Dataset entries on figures
# # #
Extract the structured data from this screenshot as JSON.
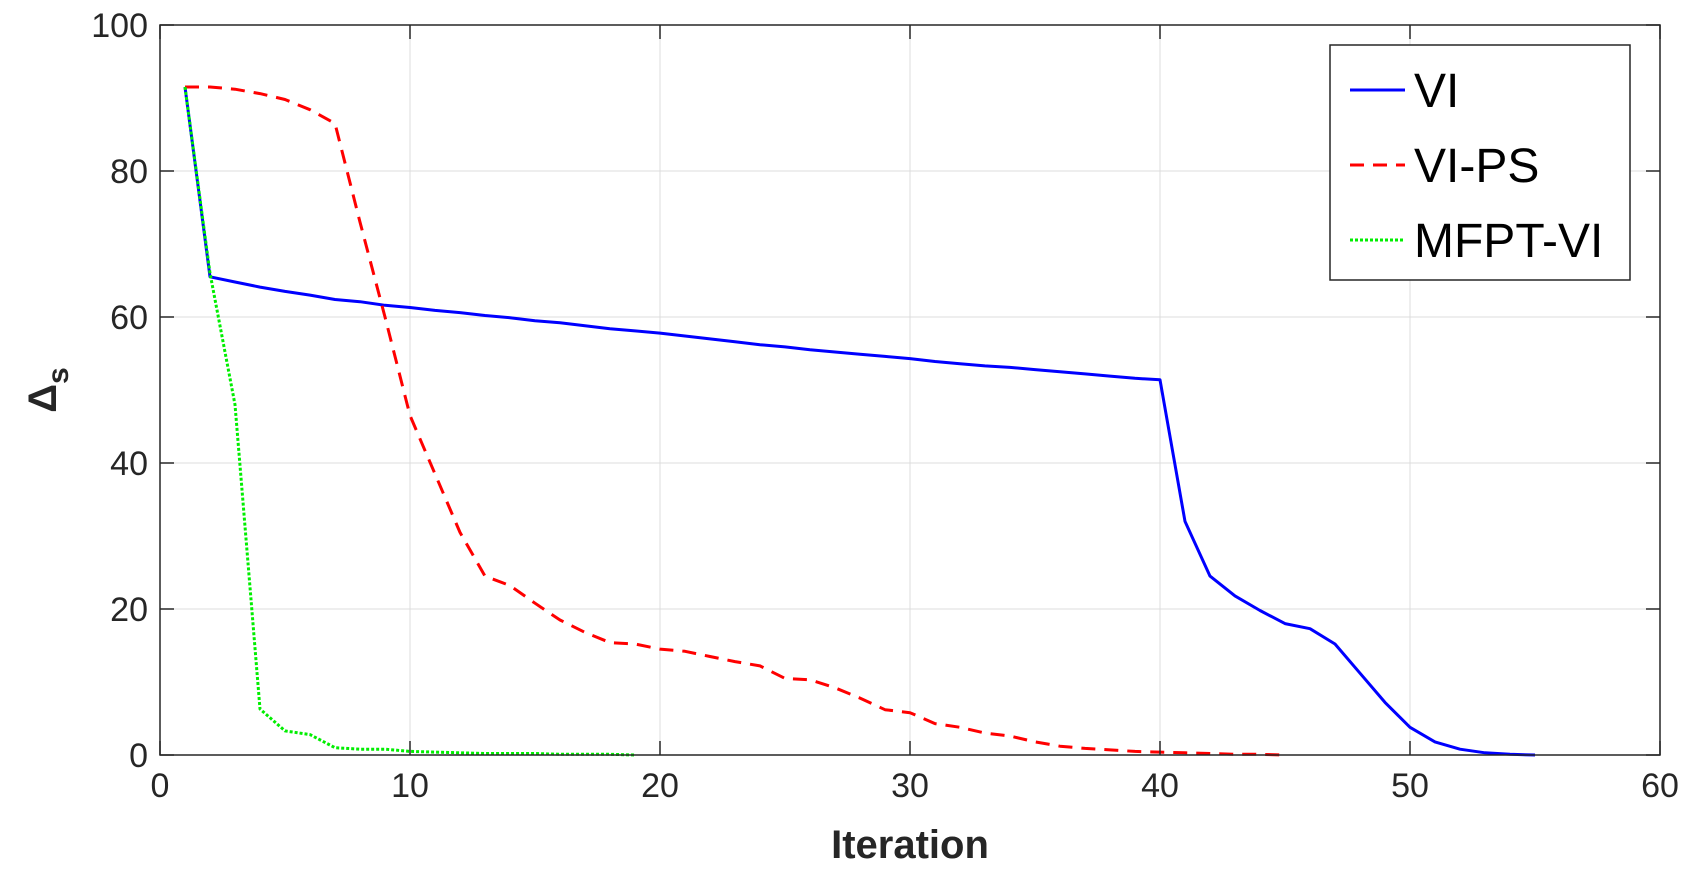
{
  "chart_data": {
    "type": "line",
    "xlabel": "Iteration",
    "ylabel": "Δs",
    "ylabel_main": "Δ",
    "ylabel_sub": "s",
    "xlim": [
      0,
      60
    ],
    "ylim": [
      0,
      100
    ],
    "xticks": [
      0,
      10,
      20,
      30,
      40,
      50,
      60
    ],
    "yticks": [
      0,
      20,
      40,
      60,
      80,
      100
    ],
    "xtick_labels": [
      "0",
      "10",
      "20",
      "30",
      "40",
      "50",
      "60"
    ],
    "ytick_labels": [
      "0",
      "20",
      "40",
      "60",
      "80",
      "100"
    ],
    "grid": true,
    "legend_position": "top-right",
    "series": [
      {
        "name": "VI",
        "color": "#0000ff",
        "style": "solid",
        "x": [
          1,
          2,
          3,
          4,
          5,
          6,
          7,
          8,
          9,
          10,
          11,
          12,
          13,
          14,
          15,
          16,
          17,
          18,
          19,
          20,
          21,
          22,
          23,
          24,
          25,
          26,
          27,
          28,
          29,
          30,
          31,
          32,
          33,
          34,
          35,
          36,
          37,
          38,
          39,
          40,
          41,
          42,
          43,
          44,
          45,
          46,
          47,
          48,
          49,
          50,
          51,
          52,
          53,
          54,
          55
        ],
        "y": [
          91.5,
          65.5,
          64.8,
          64.1,
          63.5,
          63.0,
          62.4,
          62.1,
          61.6,
          61.3,
          60.9,
          60.6,
          60.2,
          59.9,
          59.5,
          59.2,
          58.8,
          58.4,
          58.1,
          57.8,
          57.4,
          57.0,
          56.6,
          56.2,
          55.9,
          55.5,
          55.2,
          54.9,
          54.6,
          54.3,
          53.9,
          53.6,
          53.3,
          53.1,
          52.8,
          52.5,
          52.2,
          51.9,
          51.6,
          51.4,
          32.0,
          24.5,
          21.8,
          19.8,
          18.0,
          17.3,
          15.2,
          11.2,
          7.2,
          3.8,
          1.8,
          0.8,
          0.3,
          0.1,
          0.0
        ]
      },
      {
        "name": "VI-PS",
        "color": "#ff0000",
        "style": "dashed",
        "x": [
          1,
          2,
          3,
          4,
          5,
          6,
          7,
          8,
          9,
          10,
          11,
          12,
          13,
          14,
          15,
          16,
          17,
          18,
          19,
          20,
          21,
          22,
          23,
          24,
          25,
          26,
          27,
          28,
          29,
          30,
          31,
          32,
          33,
          34,
          35,
          36,
          37,
          38,
          39,
          40,
          41,
          42,
          43,
          44,
          45
        ],
        "y": [
          91.5,
          91.5,
          91.2,
          90.6,
          89.8,
          88.4,
          86.5,
          73.0,
          60.0,
          46.5,
          38.5,
          30.5,
          24.5,
          23.2,
          20.8,
          18.5,
          16.8,
          15.4,
          15.2,
          14.5,
          14.2,
          13.5,
          12.8,
          12.2,
          10.5,
          10.3,
          9.2,
          7.8,
          6.2,
          5.8,
          4.3,
          3.8,
          3.0,
          2.6,
          1.8,
          1.2,
          0.9,
          0.7,
          0.5,
          0.4,
          0.3,
          0.2,
          0.1,
          0.1,
          0.0
        ]
      },
      {
        "name": "MFPT-VI",
        "color": "#00ee00",
        "style": "dotted",
        "x": [
          1,
          2,
          3,
          4,
          5,
          6,
          7,
          8,
          9,
          10,
          11,
          12,
          13,
          14,
          15,
          16,
          17,
          18,
          19
        ],
        "y": [
          91.5,
          66.0,
          48.0,
          6.3,
          3.3,
          2.8,
          1.0,
          0.8,
          0.8,
          0.5,
          0.4,
          0.3,
          0.2,
          0.2,
          0.2,
          0.1,
          0.1,
          0.1,
          0.0
        ]
      }
    ]
  }
}
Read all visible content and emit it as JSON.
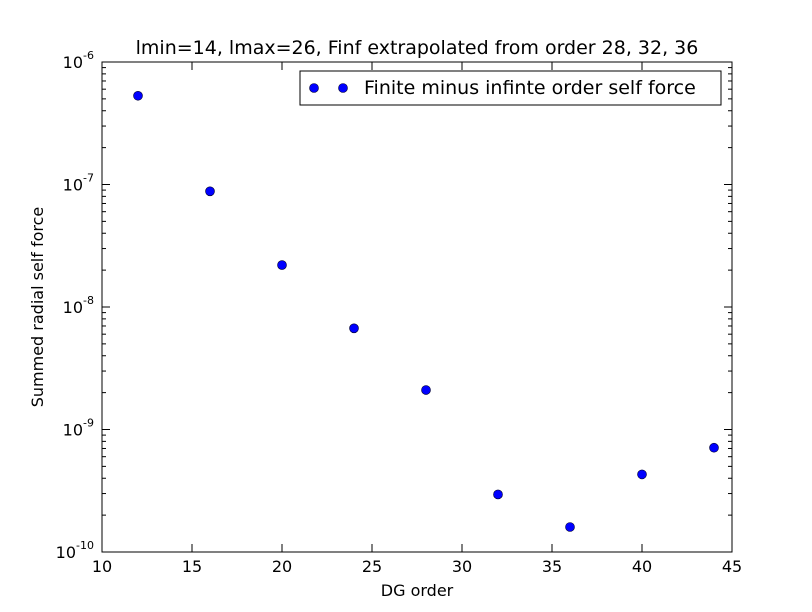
{
  "chart_data": {
    "type": "scatter",
    "title": "lmin=14, lmax=26, Finf extrapolated from order 28, 32, 36",
    "xlabel": "DG order",
    "ylabel": "Summed radial self force",
    "xlim": [
      10,
      45
    ],
    "ylim": [
      1e-10,
      1e-06
    ],
    "yscale": "log",
    "x_ticks": [
      10,
      15,
      20,
      25,
      30,
      35,
      40,
      45
    ],
    "y_ticks": [
      {
        "value": 1e-10,
        "base": "10",
        "exp": "-10"
      },
      {
        "value": 1e-09,
        "base": "10",
        "exp": "-9"
      },
      {
        "value": 1e-08,
        "base": "10",
        "exp": "-8"
      },
      {
        "value": 1e-07,
        "base": "10",
        "exp": "-7"
      },
      {
        "value": 1e-06,
        "base": "10",
        "exp": "-6"
      }
    ],
    "grid": false,
    "legend_position": "top-right",
    "series": [
      {
        "name": "Finite minus infinte order self force",
        "color": "#0000ff",
        "marker": "circle",
        "x": [
          12,
          16,
          20,
          24,
          28,
          32,
          36,
          40,
          44
        ],
        "y": [
          5.3e-07,
          8.8e-08,
          2.2e-08,
          6.7e-09,
          2.1e-09,
          2.95e-10,
          1.6e-10,
          4.3e-10,
          7.1e-10
        ]
      }
    ]
  }
}
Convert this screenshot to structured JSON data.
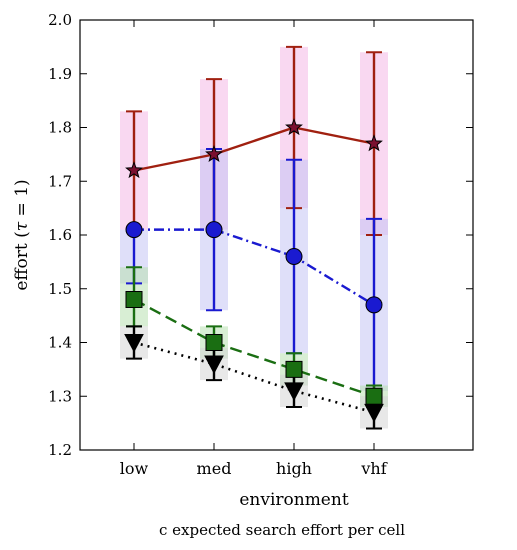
{
  "chart_data": {
    "type": "line",
    "categories": [
      "low",
      "med",
      "high",
      "vhf"
    ],
    "xlabel": "environment",
    "ylabel_main": "effort (",
    "ylabel_tau": "τ",
    "ylabel_rest": " = 1)",
    "caption": "c  expected search effort per cell",
    "ylim": [
      1.2,
      2.0
    ],
    "yticks": [
      1.2,
      1.3,
      1.4,
      1.5,
      1.6,
      1.7,
      1.8,
      1.9,
      2.0
    ],
    "ytick_labels": [
      "1.2",
      "1.3",
      "1.4",
      "1.5",
      "1.6",
      "1.7",
      "1.8",
      "1.9",
      "2.0"
    ],
    "grid": false,
    "series": [
      {
        "marker": "star",
        "linestyle": "solid",
        "color": "#a02010",
        "fill": "#7a1030",
        "band": "#f4b8e6",
        "values": [
          1.72,
          1.75,
          1.8,
          1.77
        ],
        "lower": [
          1.61,
          1.61,
          1.65,
          1.6
        ],
        "upper": [
          1.83,
          1.89,
          1.95,
          1.94
        ]
      },
      {
        "marker": "circle",
        "linestyle": "dashdot",
        "color": "#1a1ad0",
        "fill": "#1a1ad0",
        "band": "#c4c4f4",
        "values": [
          1.61,
          1.61,
          1.56,
          1.47
        ],
        "lower": [
          1.51,
          1.46,
          1.38,
          1.31
        ],
        "upper": [
          1.61,
          1.76,
          1.74,
          1.63
        ]
      },
      {
        "marker": "square",
        "linestyle": "dashed",
        "color": "#1a6e12",
        "fill": "#1a6e12",
        "band": "#b8e0b0",
        "values": [
          1.48,
          1.4,
          1.35,
          1.3
        ],
        "lower": [
          1.43,
          1.37,
          1.32,
          1.28
        ],
        "upper": [
          1.54,
          1.43,
          1.38,
          1.32
        ]
      },
      {
        "marker": "triangle-down",
        "linestyle": "dotted",
        "color": "#000000",
        "fill": "#000000",
        "band": "#d6d6d6",
        "values": [
          1.4,
          1.36,
          1.31,
          1.27
        ],
        "lower": [
          1.37,
          1.33,
          1.28,
          1.24
        ],
        "upper": [
          1.43,
          1.39,
          1.34,
          1.3
        ]
      }
    ]
  }
}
# # #
» **Given exercise**:
Working from the material above, transcribe it exactly while omitting pictures.

» **Exercise solution**:
Extract the structured data from this screenshot as JSON.
{
  "chart_data": {
    "type": "line",
    "xlabel": "Iteration",
    "ylabel": "Δs",
    "ylabel_main": "Δ",
    "ylabel_sub": "s",
    "xlim": [
      0,
      60
    ],
    "ylim": [
      0,
      100
    ],
    "xticks": [
      0,
      10,
      20,
      30,
      40,
      50,
      60
    ],
    "yticks": [
      0,
      20,
      40,
      60,
      80,
      100
    ],
    "xtick_labels": [
      "0",
      "10",
      "20",
      "30",
      "40",
      "50",
      "60"
    ],
    "ytick_labels": [
      "0",
      "20",
      "40",
      "60",
      "80",
      "100"
    ],
    "grid": true,
    "legend_position": "top-right",
    "series": [
      {
        "name": "VI",
        "color": "#0000ff",
        "style": "solid",
        "x": [
          1,
          2,
          3,
          4,
          5,
          6,
          7,
          8,
          9,
          10,
          11,
          12,
          13,
          14,
          15,
          16,
          17,
          18,
          19,
          20,
          21,
          22,
          23,
          24,
          25,
          26,
          27,
          28,
          29,
          30,
          31,
          32,
          33,
          34,
          35,
          36,
          37,
          38,
          39,
          40,
          41,
          42,
          43,
          44,
          45,
          46,
          47,
          48,
          49,
          50,
          51,
          52,
          53,
          54,
          55
        ],
        "y": [
          91.5,
          65.5,
          64.8,
          64.1,
          63.5,
          63.0,
          62.4,
          62.1,
          61.6,
          61.3,
          60.9,
          60.6,
          60.2,
          59.9,
          59.5,
          59.2,
          58.8,
          58.4,
          58.1,
          57.8,
          57.4,
          57.0,
          56.6,
          56.2,
          55.9,
          55.5,
          55.2,
          54.9,
          54.6,
          54.3,
          53.9,
          53.6,
          53.3,
          53.1,
          52.8,
          52.5,
          52.2,
          51.9,
          51.6,
          51.4,
          32.0,
          24.5,
          21.8,
          19.8,
          18.0,
          17.3,
          15.2,
          11.2,
          7.2,
          3.8,
          1.8,
          0.8,
          0.3,
          0.1,
          0.0
        ]
      },
      {
        "name": "VI-PS",
        "color": "#ff0000",
        "style": "dashed",
        "x": [
          1,
          2,
          3,
          4,
          5,
          6,
          7,
          8,
          9,
          10,
          11,
          12,
          13,
          14,
          15,
          16,
          17,
          18,
          19,
          20,
          21,
          22,
          23,
          24,
          25,
          26,
          27,
          28,
          29,
          30,
          31,
          32,
          33,
          34,
          35,
          36,
          37,
          38,
          39,
          40,
          41,
          42,
          43,
          44,
          45
        ],
        "y": [
          91.5,
          91.5,
          91.2,
          90.6,
          89.8,
          88.4,
          86.5,
          73.0,
          60.0,
          46.5,
          38.5,
          30.5,
          24.5,
          23.2,
          20.8,
          18.5,
          16.8,
          15.4,
          15.2,
          14.5,
          14.2,
          13.5,
          12.8,
          12.2,
          10.5,
          10.3,
          9.2,
          7.8,
          6.2,
          5.8,
          4.3,
          3.8,
          3.0,
          2.6,
          1.8,
          1.2,
          0.9,
          0.7,
          0.5,
          0.4,
          0.3,
          0.2,
          0.1,
          0.1,
          0.0
        ]
      },
      {
        "name": "MFPT-VI",
        "color": "#00ee00",
        "style": "dotted",
        "x": [
          1,
          2,
          3,
          4,
          5,
          6,
          7,
          8,
          9,
          10,
          11,
          12,
          13,
          14,
          15,
          16,
          17,
          18,
          19
        ],
        "y": [
          91.5,
          66.0,
          48.0,
          6.3,
          3.3,
          2.8,
          1.0,
          0.8,
          0.8,
          0.5,
          0.4,
          0.3,
          0.2,
          0.2,
          0.2,
          0.1,
          0.1,
          0.1,
          0.0
        ]
      }
    ]
  }
}
Read all visible content and emit it as JSON.
{
  "chart_data": {
    "type": "scatter",
    "title": "lmin=14, lmax=26, Finf extrapolated from order 28, 32, 36",
    "xlabel": "DG order",
    "ylabel": "Summed radial self force",
    "xlim": [
      10,
      45
    ],
    "ylim": [
      1e-10,
      1e-06
    ],
    "yscale": "log",
    "x_ticks": [
      10,
      15,
      20,
      25,
      30,
      35,
      40,
      45
    ],
    "y_ticks": [
      {
        "value": 1e-10,
        "base": "10",
        "exp": "-10"
      },
      {
        "value": 1e-09,
        "base": "10",
        "exp": "-9"
      },
      {
        "value": 1e-08,
        "base": "10",
        "exp": "-8"
      },
      {
        "value": 1e-07,
        "base": "10",
        "exp": "-7"
      },
      {
        "value": 1e-06,
        "base": "10",
        "exp": "-6"
      }
    ],
    "grid": false,
    "legend_position": "top-right",
    "series": [
      {
        "name": "Finite minus infinte order self force",
        "color": "#0000ff",
        "marker": "circle",
        "x": [
          12,
          16,
          20,
          24,
          28,
          32,
          36,
          40,
          44
        ],
        "y": [
          5.3e-07,
          8.8e-08,
          2.2e-08,
          6.7e-09,
          2.1e-09,
          2.95e-10,
          1.6e-10,
          4.3e-10,
          7.1e-10
        ]
      }
    ]
  }
}
Convert this screenshot to structured JSON data.
{
  "chart_data": {
    "type": "line",
    "categories": [
      "low",
      "med",
      "high",
      "vhf"
    ],
    "xlabel": "environment",
    "ylabel_main": "effort (",
    "ylabel_tau": "τ",
    "ylabel_rest": " = 1)",
    "caption": "c  expected search effort per cell",
    "ylim": [
      1.2,
      2.0
    ],
    "yticks": [
      1.2,
      1.3,
      1.4,
      1.5,
      1.6,
      1.7,
      1.8,
      1.9,
      2.0
    ],
    "ytick_labels": [
      "1.2",
      "1.3",
      "1.4",
      "1.5",
      "1.6",
      "1.7",
      "1.8",
      "1.9",
      "2.0"
    ],
    "grid": false,
    "series": [
      {
        "marker": "star",
        "linestyle": "solid",
        "color": "#a02010",
        "fill": "#7a1030",
        "band": "#f4b8e6",
        "values": [
          1.72,
          1.75,
          1.8,
          1.77
        ],
        "lower": [
          1.61,
          1.61,
          1.65,
          1.6
        ],
        "upper": [
          1.83,
          1.89,
          1.95,
          1.94
        ]
      },
      {
        "marker": "circle",
        "linestyle": "dashdot",
        "color": "#1a1ad0",
        "fill": "#1a1ad0",
        "band": "#c4c4f4",
        "values": [
          1.61,
          1.61,
          1.56,
          1.47
        ],
        "lower": [
          1.51,
          1.46,
          1.38,
          1.31
        ],
        "upper": [
          1.61,
          1.76,
          1.74,
          1.63
        ]
      },
      {
        "marker": "square",
        "linestyle": "dashed",
        "color": "#1a6e12",
        "fill": "#1a6e12",
        "band": "#b8e0b0",
        "values": [
          1.48,
          1.4,
          1.35,
          1.3
        ],
        "lower": [
          1.43,
          1.37,
          1.32,
          1.28
        ],
        "upper": [
          1.54,
          1.43,
          1.38,
          1.32
        ]
      },
      {
        "marker": "triangle-down",
        "linestyle": "dotted",
        "color": "#000000",
        "fill": "#000000",
        "band": "#d6d6d6",
        "values": [
          1.4,
          1.36,
          1.31,
          1.27
        ],
        "lower": [
          1.37,
          1.33,
          1.28,
          1.24
        ],
        "upper": [
          1.43,
          1.39,
          1.34,
          1.3
        ]
      }
    ]
  }
}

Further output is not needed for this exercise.